[Start of Dataset records]

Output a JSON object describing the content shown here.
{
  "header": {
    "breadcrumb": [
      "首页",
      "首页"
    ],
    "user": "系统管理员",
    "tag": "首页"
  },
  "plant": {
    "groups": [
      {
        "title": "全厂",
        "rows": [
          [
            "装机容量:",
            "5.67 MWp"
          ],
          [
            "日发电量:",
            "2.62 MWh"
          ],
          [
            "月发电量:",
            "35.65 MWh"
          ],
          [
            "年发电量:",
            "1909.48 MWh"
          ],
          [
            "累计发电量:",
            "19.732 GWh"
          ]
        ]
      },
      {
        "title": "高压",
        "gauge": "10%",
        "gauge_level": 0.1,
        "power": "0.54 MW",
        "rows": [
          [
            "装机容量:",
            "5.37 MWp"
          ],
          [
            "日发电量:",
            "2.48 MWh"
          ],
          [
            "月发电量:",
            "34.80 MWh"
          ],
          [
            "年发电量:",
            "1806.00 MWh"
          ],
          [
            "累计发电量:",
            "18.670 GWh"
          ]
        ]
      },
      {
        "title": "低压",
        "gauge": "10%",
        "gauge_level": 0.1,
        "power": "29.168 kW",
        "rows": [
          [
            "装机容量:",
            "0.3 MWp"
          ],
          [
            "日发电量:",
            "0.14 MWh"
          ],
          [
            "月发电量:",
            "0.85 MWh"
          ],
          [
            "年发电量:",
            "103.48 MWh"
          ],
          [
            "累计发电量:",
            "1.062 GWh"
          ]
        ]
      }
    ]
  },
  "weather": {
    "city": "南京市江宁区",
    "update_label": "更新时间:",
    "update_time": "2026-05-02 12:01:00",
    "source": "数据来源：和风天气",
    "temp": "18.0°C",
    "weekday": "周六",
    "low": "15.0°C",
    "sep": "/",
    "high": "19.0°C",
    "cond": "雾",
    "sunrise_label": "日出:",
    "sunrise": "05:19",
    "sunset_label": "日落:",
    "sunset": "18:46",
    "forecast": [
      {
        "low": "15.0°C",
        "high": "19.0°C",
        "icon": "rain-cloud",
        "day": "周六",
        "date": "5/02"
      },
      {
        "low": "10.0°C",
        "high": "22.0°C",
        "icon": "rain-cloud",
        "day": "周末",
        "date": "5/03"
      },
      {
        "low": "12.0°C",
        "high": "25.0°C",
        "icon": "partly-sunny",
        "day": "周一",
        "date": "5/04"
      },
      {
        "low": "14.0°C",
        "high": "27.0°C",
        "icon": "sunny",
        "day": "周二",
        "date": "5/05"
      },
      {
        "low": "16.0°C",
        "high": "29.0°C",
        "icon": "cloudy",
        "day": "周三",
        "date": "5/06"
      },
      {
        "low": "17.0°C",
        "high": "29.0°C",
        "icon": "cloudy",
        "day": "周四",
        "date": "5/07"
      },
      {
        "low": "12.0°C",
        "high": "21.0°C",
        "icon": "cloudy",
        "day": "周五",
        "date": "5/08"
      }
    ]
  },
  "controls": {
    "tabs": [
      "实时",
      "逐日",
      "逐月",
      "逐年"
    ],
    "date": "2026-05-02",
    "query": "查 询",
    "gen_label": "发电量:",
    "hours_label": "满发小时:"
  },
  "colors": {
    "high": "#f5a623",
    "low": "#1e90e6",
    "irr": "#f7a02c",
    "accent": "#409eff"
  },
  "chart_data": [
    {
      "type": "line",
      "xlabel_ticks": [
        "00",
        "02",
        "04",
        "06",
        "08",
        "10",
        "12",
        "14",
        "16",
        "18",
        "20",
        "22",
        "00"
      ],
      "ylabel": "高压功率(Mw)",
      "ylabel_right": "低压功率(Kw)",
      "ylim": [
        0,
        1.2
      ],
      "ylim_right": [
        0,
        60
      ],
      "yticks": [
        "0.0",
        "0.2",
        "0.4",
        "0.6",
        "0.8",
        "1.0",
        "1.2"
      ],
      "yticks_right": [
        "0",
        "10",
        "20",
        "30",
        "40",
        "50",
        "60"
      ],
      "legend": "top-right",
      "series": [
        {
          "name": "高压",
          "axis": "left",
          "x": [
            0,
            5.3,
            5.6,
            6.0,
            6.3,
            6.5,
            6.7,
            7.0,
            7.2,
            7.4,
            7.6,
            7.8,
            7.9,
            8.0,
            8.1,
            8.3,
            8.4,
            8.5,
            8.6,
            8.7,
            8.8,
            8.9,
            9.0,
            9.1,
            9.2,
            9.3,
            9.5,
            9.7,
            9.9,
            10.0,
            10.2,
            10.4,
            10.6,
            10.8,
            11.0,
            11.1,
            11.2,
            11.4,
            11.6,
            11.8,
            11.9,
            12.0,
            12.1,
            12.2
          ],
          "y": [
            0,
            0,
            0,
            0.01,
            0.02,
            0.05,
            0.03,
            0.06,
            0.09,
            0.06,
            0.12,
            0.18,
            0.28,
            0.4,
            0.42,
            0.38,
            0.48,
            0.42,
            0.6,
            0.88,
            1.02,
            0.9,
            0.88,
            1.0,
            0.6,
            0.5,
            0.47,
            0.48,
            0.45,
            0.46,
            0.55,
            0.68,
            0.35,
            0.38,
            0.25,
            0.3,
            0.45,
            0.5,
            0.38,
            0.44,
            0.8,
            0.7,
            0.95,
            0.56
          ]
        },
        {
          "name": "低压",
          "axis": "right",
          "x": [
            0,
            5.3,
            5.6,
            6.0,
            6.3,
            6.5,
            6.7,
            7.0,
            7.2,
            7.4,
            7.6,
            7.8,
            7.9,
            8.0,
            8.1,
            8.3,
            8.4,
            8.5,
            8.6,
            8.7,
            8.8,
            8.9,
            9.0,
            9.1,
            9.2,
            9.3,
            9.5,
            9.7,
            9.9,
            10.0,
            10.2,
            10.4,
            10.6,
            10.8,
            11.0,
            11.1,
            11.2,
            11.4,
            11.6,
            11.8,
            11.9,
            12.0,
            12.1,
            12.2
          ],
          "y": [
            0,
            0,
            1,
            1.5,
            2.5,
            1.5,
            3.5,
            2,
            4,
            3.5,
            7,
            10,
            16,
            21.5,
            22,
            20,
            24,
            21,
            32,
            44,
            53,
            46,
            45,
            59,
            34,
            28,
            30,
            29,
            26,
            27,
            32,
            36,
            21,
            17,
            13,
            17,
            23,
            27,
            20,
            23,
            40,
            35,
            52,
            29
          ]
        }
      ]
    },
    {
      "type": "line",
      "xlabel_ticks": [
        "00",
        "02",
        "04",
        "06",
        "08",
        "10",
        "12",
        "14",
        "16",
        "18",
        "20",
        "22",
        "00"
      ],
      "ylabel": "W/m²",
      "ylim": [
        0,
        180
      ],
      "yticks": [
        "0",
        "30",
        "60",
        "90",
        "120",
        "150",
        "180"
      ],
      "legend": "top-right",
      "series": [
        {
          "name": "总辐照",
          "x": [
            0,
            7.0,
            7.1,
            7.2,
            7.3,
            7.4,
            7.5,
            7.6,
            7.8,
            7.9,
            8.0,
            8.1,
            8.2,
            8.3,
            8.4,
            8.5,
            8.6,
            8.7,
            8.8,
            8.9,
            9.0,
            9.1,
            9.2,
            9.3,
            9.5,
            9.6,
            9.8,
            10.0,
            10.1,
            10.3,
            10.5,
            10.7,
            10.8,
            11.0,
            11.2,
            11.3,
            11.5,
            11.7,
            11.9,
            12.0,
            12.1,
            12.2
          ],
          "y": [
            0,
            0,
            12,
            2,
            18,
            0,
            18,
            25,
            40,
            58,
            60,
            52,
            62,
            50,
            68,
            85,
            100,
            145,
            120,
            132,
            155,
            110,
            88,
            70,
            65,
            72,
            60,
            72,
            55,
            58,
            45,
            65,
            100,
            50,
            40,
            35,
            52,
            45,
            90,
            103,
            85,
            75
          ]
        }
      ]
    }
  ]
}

[End of Dataset records]

[Written instruction]: Restate each entry exactly, skipping none.

[Response to the exercise]:
Output a JSON object describing the content shown here.
{
  "header": {
    "breadcrumb": [
      "首页",
      "首页"
    ],
    "user": "系统管理员",
    "tag": "首页"
  },
  "plant": {
    "groups": [
      {
        "title": "全厂",
        "rows": [
          [
            "装机容量:",
            "5.67 MWp"
          ],
          [
            "日发电量:",
            "2.62 MWh"
          ],
          [
            "月发电量:",
            "35.65 MWh"
          ],
          [
            "年发电量:",
            "1909.48 MWh"
          ],
          [
            "累计发电量:",
            "19.732 GWh"
          ]
        ]
      },
      {
        "title": "高压",
        "gauge": "10%",
        "gauge_level": 0.1,
        "power": "0.54 MW",
        "rows": [
          [
            "装机容量:",
            "5.37 MWp"
          ],
          [
            "日发电量:",
            "2.48 MWh"
          ],
          [
            "月发电量:",
            "34.80 MWh"
          ],
          [
            "年发电量:",
            "1806.00 MWh"
          ],
          [
            "累计发电量:",
            "18.670 GWh"
          ]
        ]
      },
      {
        "title": "低压",
        "gauge": "10%",
        "gauge_level": 0.1,
        "power": "29.168 kW",
        "rows": [
          [
            "装机容量:",
            "0.3 MWp"
          ],
          [
            "日发电量:",
            "0.14 MWh"
          ],
          [
            "月发电量:",
            "0.85 MWh"
          ],
          [
            "年发电量:",
            "103.48 MWh"
          ],
          [
            "累计发电量:",
            "1.062 GWh"
          ]
        ]
      }
    ]
  },
  "weather": {
    "city": "南京市江宁区",
    "update_label": "更新时间:",
    "update_time": "2026-05-02 12:01:00",
    "source": "数据来源：和风天气",
    "temp": "18.0°C",
    "weekday": "周六",
    "low": "15.0°C",
    "sep": "/",
    "high": "19.0°C",
    "cond": "雾",
    "sunrise_label": "日出:",
    "sunrise": "05:19",
    "sunset_label": "日落:",
    "sunset": "18:46",
    "forecast": [
      {
        "low": "15.0°C",
        "high": "19.0°C",
        "icon": "rain-cloud",
        "day": "周六",
        "date": "5/02"
      },
      {
        "low": "10.0°C",
        "high": "22.0°C",
        "icon": "rain-cloud",
        "day": "周末",
        "date": "5/03"
      },
      {
        "low": "12.0°C",
        "high": "25.0°C",
        "icon": "partly-sunny",
        "day": "周一",
        "date": "5/04"
      },
      {
        "low": "14.0°C",
        "high": "27.0°C",
        "icon": "sunny",
        "day": "周二",
        "date": "5/05"
      },
      {
        "low": "16.0°C",
        "high": "29.0°C",
        "icon": "cloudy",
        "day": "周三",
        "date": "5/06"
      },
      {
        "low": "17.0°C",
        "high": "29.0°C",
        "icon": "cloudy",
        "day": "周四",
        "date": "5/07"
      },
      {
        "low": "12.0°C",
        "high": "21.0°C",
        "icon": "cloudy",
        "day": "周五",
        "date": "5/08"
      }
    ]
  },
  "controls": {
    "tabs": [
      "实时",
      "逐日",
      "逐月",
      "逐年"
    ],
    "date": "2026-05-02",
    "query": "查 询",
    "gen_label": "发电量:",
    "hours_label": "满发小时:"
  },
  "colors": {
    "high": "#f5a623",
    "low": "#1e90e6",
    "irr": "#f7a02c",
    "accent": "#409eff"
  },
  "chart_data": [
    {
      "type": "line",
      "xlabel_ticks": [
        "00",
        "02",
        "04",
        "06",
        "08",
        "10",
        "12",
        "14",
        "16",
        "18",
        "20",
        "22",
        "00"
      ],
      "ylabel": "高压功率(Mw)",
      "ylabel_right": "低压功率(Kw)",
      "ylim": [
        0,
        1.2
      ],
      "ylim_right": [
        0,
        60
      ],
      "yticks": [
        "0.0",
        "0.2",
        "0.4",
        "0.6",
        "0.8",
        "1.0",
        "1.2"
      ],
      "yticks_right": [
        "0",
        "10",
        "20",
        "30",
        "40",
        "50",
        "60"
      ],
      "legend": "top-right",
      "series": [
        {
          "name": "高压",
          "axis": "left",
          "x": [
            0,
            5.3,
            5.6,
            6.0,
            6.3,
            6.5,
            6.7,
            7.0,
            7.2,
            7.4,
            7.6,
            7.8,
            7.9,
            8.0,
            8.1,
            8.3,
            8.4,
            8.5,
            8.6,
            8.7,
            8.8,
            8.9,
            9.0,
            9.1,
            9.2,
            9.3,
            9.5,
            9.7,
            9.9,
            10.0,
            10.2,
            10.4,
            10.6,
            10.8,
            11.0,
            11.1,
            11.2,
            11.4,
            11.6,
            11.8,
            11.9,
            12.0,
            12.1,
            12.2
          ],
          "y": [
            0,
            0,
            0,
            0.01,
            0.02,
            0.05,
            0.03,
            0.06,
            0.09,
            0.06,
            0.12,
            0.18,
            0.28,
            0.4,
            0.42,
            0.38,
            0.48,
            0.42,
            0.6,
            0.88,
            1.02,
            0.9,
            0.88,
            1.0,
            0.6,
            0.5,
            0.47,
            0.48,
            0.45,
            0.46,
            0.55,
            0.68,
            0.35,
            0.38,
            0.25,
            0.3,
            0.45,
            0.5,
            0.38,
            0.44,
            0.8,
            0.7,
            0.95,
            0.56
          ]
        },
        {
          "name": "低压",
          "axis": "right",
          "x": [
            0,
            5.3,
            5.6,
            6.0,
            6.3,
            6.5,
            6.7,
            7.0,
            7.2,
            7.4,
            7.6,
            7.8,
            7.9,
            8.0,
            8.1,
            8.3,
            8.4,
            8.5,
            8.6,
            8.7,
            8.8,
            8.9,
            9.0,
            9.1,
            9.2,
            9.3,
            9.5,
            9.7,
            9.9,
            10.0,
            10.2,
            10.4,
            10.6,
            10.8,
            11.0,
            11.1,
            11.2,
            11.4,
            11.6,
            11.8,
            11.9,
            12.0,
            12.1,
            12.2
          ],
          "y": [
            0,
            0,
            1,
            1.5,
            2.5,
            1.5,
            3.5,
            2,
            4,
            3.5,
            7,
            10,
            16,
            21.5,
            22,
            20,
            24,
            21,
            32,
            44,
            53,
            46,
            45,
            59,
            34,
            28,
            30,
            29,
            26,
            27,
            32,
            36,
            21,
            17,
            13,
            17,
            23,
            27,
            20,
            23,
            40,
            35,
            52,
            29
          ]
        }
      ]
    },
    {
      "type": "line",
      "xlabel_ticks": [
        "00",
        "02",
        "04",
        "06",
        "08",
        "10",
        "12",
        "14",
        "16",
        "18",
        "20",
        "22",
        "00"
      ],
      "ylabel": "W/m²",
      "ylim": [
        0,
        180
      ],
      "yticks": [
        "0",
        "30",
        "60",
        "90",
        "120",
        "150",
        "180"
      ],
      "legend": "top-right",
      "series": [
        {
          "name": "总辐照",
          "x": [
            0,
            7.0,
            7.1,
            7.2,
            7.3,
            7.4,
            7.5,
            7.6,
            7.8,
            7.9,
            8.0,
            8.1,
            8.2,
            8.3,
            8.4,
            8.5,
            8.6,
            8.7,
            8.8,
            8.9,
            9.0,
            9.1,
            9.2,
            9.3,
            9.5,
            9.6,
            9.8,
            10.0,
            10.1,
            10.3,
            10.5,
            10.7,
            10.8,
            11.0,
            11.2,
            11.3,
            11.5,
            11.7,
            11.9,
            12.0,
            12.1,
            12.2
          ],
          "y": [
            0,
            0,
            12,
            2,
            18,
            0,
            18,
            25,
            40,
            58,
            60,
            52,
            62,
            50,
            68,
            85,
            100,
            145,
            120,
            132,
            155,
            110,
            88,
            70,
            65,
            72,
            60,
            72,
            55,
            58,
            45,
            65,
            100,
            50,
            40,
            35,
            52,
            45,
            90,
            103,
            85,
            75
          ]
        }
      ]
    }
  ]
}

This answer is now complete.